_EXERCISE REQUIREMENTS_
Each entry below is to be extracted exactly.
───── PROVIDED INFORMATION
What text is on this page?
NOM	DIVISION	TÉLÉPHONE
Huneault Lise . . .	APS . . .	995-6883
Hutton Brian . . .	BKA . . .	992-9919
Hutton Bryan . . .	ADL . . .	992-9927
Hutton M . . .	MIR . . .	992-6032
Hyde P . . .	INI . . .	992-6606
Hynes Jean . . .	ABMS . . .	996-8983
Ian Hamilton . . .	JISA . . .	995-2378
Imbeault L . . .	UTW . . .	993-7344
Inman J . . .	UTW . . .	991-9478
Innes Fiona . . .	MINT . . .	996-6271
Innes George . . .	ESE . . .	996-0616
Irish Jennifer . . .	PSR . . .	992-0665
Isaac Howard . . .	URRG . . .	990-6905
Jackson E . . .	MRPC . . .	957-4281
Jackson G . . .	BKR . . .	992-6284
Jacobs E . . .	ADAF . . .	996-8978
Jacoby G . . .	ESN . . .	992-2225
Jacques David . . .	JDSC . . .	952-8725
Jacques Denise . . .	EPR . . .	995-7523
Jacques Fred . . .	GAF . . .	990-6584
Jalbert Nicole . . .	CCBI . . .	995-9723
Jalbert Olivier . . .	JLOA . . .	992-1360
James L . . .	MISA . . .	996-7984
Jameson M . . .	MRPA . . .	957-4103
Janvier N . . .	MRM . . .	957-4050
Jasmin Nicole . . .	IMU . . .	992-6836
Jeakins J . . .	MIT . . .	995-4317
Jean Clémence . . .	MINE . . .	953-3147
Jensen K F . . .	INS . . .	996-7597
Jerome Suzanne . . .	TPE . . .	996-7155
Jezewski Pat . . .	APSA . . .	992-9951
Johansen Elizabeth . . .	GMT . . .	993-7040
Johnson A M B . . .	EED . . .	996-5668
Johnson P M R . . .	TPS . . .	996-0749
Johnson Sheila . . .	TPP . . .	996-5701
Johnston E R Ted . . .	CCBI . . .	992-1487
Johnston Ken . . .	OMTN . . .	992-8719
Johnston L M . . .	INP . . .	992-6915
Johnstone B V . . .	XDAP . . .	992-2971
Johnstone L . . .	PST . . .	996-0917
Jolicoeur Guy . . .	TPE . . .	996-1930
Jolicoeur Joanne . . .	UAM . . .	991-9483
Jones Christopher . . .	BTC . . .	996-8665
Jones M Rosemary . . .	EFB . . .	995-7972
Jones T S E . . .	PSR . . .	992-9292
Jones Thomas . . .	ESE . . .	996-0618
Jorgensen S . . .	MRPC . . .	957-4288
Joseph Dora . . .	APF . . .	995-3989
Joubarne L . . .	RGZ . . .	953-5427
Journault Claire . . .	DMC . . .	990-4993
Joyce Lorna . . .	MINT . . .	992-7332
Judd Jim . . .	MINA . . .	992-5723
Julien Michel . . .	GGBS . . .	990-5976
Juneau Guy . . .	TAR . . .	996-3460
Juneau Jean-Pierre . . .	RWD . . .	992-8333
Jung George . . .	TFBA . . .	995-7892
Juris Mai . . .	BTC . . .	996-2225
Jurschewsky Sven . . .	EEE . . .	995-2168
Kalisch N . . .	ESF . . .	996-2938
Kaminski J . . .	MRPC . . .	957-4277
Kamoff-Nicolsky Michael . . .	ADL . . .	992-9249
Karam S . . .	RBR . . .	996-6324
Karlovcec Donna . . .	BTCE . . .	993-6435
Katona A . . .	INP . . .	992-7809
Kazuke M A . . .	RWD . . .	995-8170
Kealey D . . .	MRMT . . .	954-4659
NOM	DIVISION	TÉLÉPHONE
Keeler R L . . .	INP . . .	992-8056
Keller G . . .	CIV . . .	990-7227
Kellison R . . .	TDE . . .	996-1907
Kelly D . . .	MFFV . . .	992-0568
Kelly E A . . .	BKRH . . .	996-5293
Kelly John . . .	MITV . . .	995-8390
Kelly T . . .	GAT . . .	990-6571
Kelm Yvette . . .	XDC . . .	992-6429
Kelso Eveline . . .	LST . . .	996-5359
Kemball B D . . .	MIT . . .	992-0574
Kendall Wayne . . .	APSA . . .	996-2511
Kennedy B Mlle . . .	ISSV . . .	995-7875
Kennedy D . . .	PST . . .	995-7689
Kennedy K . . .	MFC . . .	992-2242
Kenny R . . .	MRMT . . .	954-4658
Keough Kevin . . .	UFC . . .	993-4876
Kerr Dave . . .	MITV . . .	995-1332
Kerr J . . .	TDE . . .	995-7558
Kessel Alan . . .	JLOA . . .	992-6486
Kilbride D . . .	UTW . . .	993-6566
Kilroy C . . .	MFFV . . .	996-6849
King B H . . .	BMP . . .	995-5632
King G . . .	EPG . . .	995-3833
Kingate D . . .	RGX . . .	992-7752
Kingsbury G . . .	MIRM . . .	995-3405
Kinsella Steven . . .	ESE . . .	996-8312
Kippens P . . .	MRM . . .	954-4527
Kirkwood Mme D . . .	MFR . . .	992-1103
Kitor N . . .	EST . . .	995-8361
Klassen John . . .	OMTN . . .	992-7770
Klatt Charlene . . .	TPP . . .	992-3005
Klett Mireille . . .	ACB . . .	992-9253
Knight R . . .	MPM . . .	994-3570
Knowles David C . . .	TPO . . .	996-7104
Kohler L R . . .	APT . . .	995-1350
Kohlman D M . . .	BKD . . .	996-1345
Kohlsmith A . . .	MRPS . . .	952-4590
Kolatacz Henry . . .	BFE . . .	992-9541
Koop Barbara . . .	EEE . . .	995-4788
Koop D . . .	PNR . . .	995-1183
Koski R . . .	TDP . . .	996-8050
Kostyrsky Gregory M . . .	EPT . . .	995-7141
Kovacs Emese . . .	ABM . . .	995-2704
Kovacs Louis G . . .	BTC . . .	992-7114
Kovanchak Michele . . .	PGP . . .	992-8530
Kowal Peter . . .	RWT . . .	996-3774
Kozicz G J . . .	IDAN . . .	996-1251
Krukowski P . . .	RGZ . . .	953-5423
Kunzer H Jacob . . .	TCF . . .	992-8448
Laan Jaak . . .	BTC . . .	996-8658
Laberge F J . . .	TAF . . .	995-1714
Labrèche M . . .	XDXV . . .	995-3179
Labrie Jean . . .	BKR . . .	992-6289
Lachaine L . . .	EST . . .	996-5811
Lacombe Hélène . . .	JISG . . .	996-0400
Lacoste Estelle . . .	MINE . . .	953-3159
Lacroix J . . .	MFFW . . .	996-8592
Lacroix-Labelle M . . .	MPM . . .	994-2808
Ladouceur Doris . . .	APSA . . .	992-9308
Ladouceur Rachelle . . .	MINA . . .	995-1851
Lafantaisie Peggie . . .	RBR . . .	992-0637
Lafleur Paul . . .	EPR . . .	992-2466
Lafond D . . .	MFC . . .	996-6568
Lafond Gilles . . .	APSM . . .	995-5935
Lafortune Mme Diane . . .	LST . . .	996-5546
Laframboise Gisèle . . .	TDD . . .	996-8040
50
──────────
_OUTPUT BELOW_
What text is on this page?
NOM	DIVISION	TÉLÉPHONE
Huneault Lise . . .	APS . . .	995-6883
Hutton Brian . . .	BKA . . .	992-9919
Hutton Bryan . . .	ADL . . .	992-9927
Hutton M . . .	MIR . . .	992-6032
Hyde P . . .	INI . . .	992-6606
Hynes Jean . . .	ABMS . . .	996-8983
Ian Hamilton . . .	JISA . . .	995-2378
Imbeault L . . .	UTW . . .	993-7344
Inman J . . .	UTW . . .	991-9478
Innes Fiona . . .	MINT . . .	996-6271
Innes George . . .	ESE . . .	996-0616
Irish Jennifer . . .	PSR . . .	992-0665
Isaac Howard . . .	URRG . . .	990-6905
Jackson E . . .	MRPC . . .	957-4281
Jackson G . . .	BKR . . .	992-6284
Jacobs E . . .	ADAF . . .	996-8978
Jacoby G . . .	ESN . . .	992-2225
Jacques David . . .	JDSC . . .	952-8725
Jacques Denise . . .	EPR . . .	995-7523
Jacques Fred . . .	GAF . . .	990-6584
Jalbert Nicole . . .	CCBI . . .	995-9723
Jalbert Olivier . . .	JLOA . . .	992-1360
James L . . .	MISA . . .	996-7984
Jameson M . . .	MRPA . . .	957-4103
Janvier N . . .	MRM . . .	957-4050
Jasmin Nicole . . .	IMU . . .	992-6836
Jeakins J . . .	MIT . . .	995-4317
Jean Clémence . . .	MINE . . .	953-3147
Jensen K F . . .	INS . . .	996-7597
Jerome Suzanne . . .	TPE . . .	996-7155
Jezewski Pat . . .	APSA . . .	992-9951
Johansen Elizabeth . . .	GMT . . .	993-7040
Johnson A M B . . .	EED . . .	996-5668
Johnson P M R . . .	TPS . . .	996-0749
Johnson Sheila . . .	TPP . . .	996-5701
Johnston E R Ted . . .	CCBI . . .	992-1487
Johnston Ken . . .	OMTN . . .	992-8719
Johnston L M . . .	INP . . .	992-6915
Johnstone B V . . .	XDAP . . .	992-2971
Johnstone L . . .	PST . . .	996-0917
Jolicoeur Guy . . .	TPE . . .	996-1930
Jolicoeur Joanne . . .	UAM . . .	991-9483
Jones Christopher . . .	BTC . . .	996-8665
Jones M Rosemary . . .	EFB . . .	995-7972
Jones T S E . . .	PSR . . .	992-9292
Jones Thomas . . .	ESE . . .	996-0618
Jorgensen S . . .	MRPC . . .	957-4288
Joseph Dora . . .	APF . . .	995-3989
Joubarne L . . .	RGZ . . .	953-5427
Journault Claire . . .	DMC . . .	990-4993
Joyce Lorna . . .	MINT . . .	992-7332
Judd Jim . . .	MINA . . .	992-5723
Julien Michel . . .	GGBS . . .	990-5976
Juneau Guy . . .	TAR . . .	996-3460
Juneau Jean-Pierre . . .	RWD . . .	992-8333
Jung George . . .	TFBA . . .	995-7892
Juris Mai . . .	BTC . . .	996-2225
Jurschewsky Sven . . .	EEE . . .	995-2168
Kalisch N . . .	ESF . . .	996-2938
Kaminski J . . .	MRPC . . .	957-4277
Kamoff-Nicolsky Michael . . .	ADL . . .	992-9249
Karam S . . .	RBR . . .	996-6324
Karlovcec Donna . . .	BTCE . . .	993-6435
Katona A . . .	INP . . .	992-7809
Kazuke M A . . .	RWD . . .	995-8170
Kealey D . . .	MRMT . . .	954-4659
NOM	DIVISION	TÉLÉPHONE
Keeler R L . . .	INP . . .	992-8056
Keller G . . .	CIV . . .	990-7227
Kellison R . . .	TDE . . .	996-1907
Kelly D . . .	MFFV . . .	992-0568
Kelly E A . . .	BKRH . . .	996-5293
Kelly John . . .	MITV . . .	995-8390
Kelly T . . .	GAT . . .	990-6571
Kelm Yvette . . .	XDC . . .	992-6429
Kelso Eveline . . .	LST . . .	996-5359
Kemball B D . . .	MIT . . .	992-0574
Kendall Wayne . . .	APSA . . .	996-2511
Kennedy B Mlle . . .	ISSV . . .	995-7875
Kennedy D . . .	PST . . .	995-7689
Kennedy K . . .	MFC . . .	992-2242
Kenny R . . .	MRMT . . .	954-4658
Keough Kevin . . .	UFC . . .	993-4876
Kerr Dave . . .	MITV . . .	995-1332
Kerr J . . .	TDE . . .	995-7558
Kessel Alan . . .	JLOA . . .	992-6486
Kilbride D . . .	UTW . . .	993-6566
Kilroy C . . .	MFFV . . .	996-6849
King B H . . .	BMP . . .	995-5632
King G . . .	EPG . . .	995-3833
Kingate D . . .	RGX . . .	992-7752
Kingsbury G . . .	MIRM . . .	995-3405
Kinsella Steven . . .	ESE . . .	996-8312
Kippens P . . .	MRM . . .	954-4527
Kirkwood Mme D . . .	MFR . . .	992-1103
Kitor N . . .	EST . . .	995-8361
Klassen John . . .	OMTN . . .	992-7770
Klatt Charlene . . .	TPP . . .	992-3005
Klett Mireille . . .	ACB . . .	992-9253
Knight R . . .	MPM . . .	994-3570
Knowles David C . . .	TPO . . .	996-7104
Kohler L R . . .	APT . . .	995-1350
Kohlman D M . . .	BKD . . .	996-1345
Kohlsmith A . . .	MRPS . . .	952-4590
Kolatacz Henry . . .	BFE . . .	992-9541
Koop Barbara . . .	EEE . . .	995-4788
Koop D . . .	PNR . . .	995-1183
Koski R . . .	TDP . . .	996-8050
Kostyrsky Gregory M . . .	EPT . . .	995-7141
Kovacs Emese . . .	ABM . . .	995-2704
Kovacs Louis G . . .	BTC . . .	992-7114
Kovanchak Michele . . .	PGP . . .	992-8530
Kowal Peter . . .	RWT . . .	996-3774
Kozicz G J . . .	IDAN . . .	996-1251
Krukowski P . . .	RGZ . . .	953-5423
Kunzer H Jacob . . .	TCF . . .	992-8448
Laan Jaak . . .	BTC . . .	996-8658
Laberge F J . . .	TAF . . .	995-1714
Labrèche M . . .	XDXV . . .	995-3179
Labrie Jean . . .	BKR . . .	992-6289
Lachaine L . . .	EST . . .	996-5811
Lacombe Hélène . . .	JISG . . .	996-0400
Lacoste Estelle . . .	MINE . . .	953-3159
Lacroix J . . .	MFFW . . .	996-8592
Lacroix-Labelle M . . .	MPM . . .	994-2808
Ladouceur Doris . . .	APSA . . .	992-9308
Ladouceur Rachelle . . .	MINA . . .	995-1851
Lafantaisie Peggie . . .	RBR . . .	992-0637
Lafleur Paul . . .	EPR . . .	992-2466
Lafond D . . .	MFC . . .	996-6568
Lafond Gilles . . .	APSM . . .	995-5935
Lafortune Mme Diane . . .	LST . . .	996-5546
Laframboise Gisèle . . .	TDD . . .	996-8040
50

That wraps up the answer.